* **INSTRUCTION**
Find every line in the records below that holds the word "value" and copy it.

::::::::::

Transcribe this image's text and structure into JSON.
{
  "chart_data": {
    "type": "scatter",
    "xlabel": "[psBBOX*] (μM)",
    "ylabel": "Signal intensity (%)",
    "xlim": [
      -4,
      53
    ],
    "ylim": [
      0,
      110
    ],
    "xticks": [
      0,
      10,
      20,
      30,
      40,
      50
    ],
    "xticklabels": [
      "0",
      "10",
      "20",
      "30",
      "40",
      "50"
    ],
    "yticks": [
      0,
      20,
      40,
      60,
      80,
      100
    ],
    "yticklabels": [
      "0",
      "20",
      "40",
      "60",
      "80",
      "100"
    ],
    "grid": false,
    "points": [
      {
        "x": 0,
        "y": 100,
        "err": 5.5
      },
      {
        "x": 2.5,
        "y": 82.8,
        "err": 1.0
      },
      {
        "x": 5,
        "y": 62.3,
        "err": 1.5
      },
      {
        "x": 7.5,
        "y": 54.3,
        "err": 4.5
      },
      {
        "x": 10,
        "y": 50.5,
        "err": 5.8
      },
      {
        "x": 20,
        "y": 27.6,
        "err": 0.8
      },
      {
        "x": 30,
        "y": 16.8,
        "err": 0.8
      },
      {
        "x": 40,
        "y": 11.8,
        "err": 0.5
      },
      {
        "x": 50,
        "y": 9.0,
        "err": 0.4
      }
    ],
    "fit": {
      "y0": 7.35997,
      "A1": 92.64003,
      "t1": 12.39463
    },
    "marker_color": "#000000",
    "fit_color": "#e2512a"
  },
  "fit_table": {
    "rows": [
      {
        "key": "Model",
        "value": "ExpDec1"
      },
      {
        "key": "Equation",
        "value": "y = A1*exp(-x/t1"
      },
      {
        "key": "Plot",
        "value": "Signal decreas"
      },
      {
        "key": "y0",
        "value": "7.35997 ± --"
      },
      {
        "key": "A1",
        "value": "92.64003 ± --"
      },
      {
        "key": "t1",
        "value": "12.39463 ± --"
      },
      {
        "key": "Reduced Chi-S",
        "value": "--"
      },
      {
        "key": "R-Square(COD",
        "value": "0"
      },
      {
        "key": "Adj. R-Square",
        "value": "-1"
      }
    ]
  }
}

::::::::::

* **RESPONSE TO THE TASK**
        "value": "ExpDec1"
        "value": "y = A1*exp(-x/t1"
        "value": "Signal decreas"
        "value": "7.35997 ± --"
        "value": "92.64003 ± --"
        "value": "12.39463 ± --"
        "value": "--"
        "value": "0"
        "value": "-1"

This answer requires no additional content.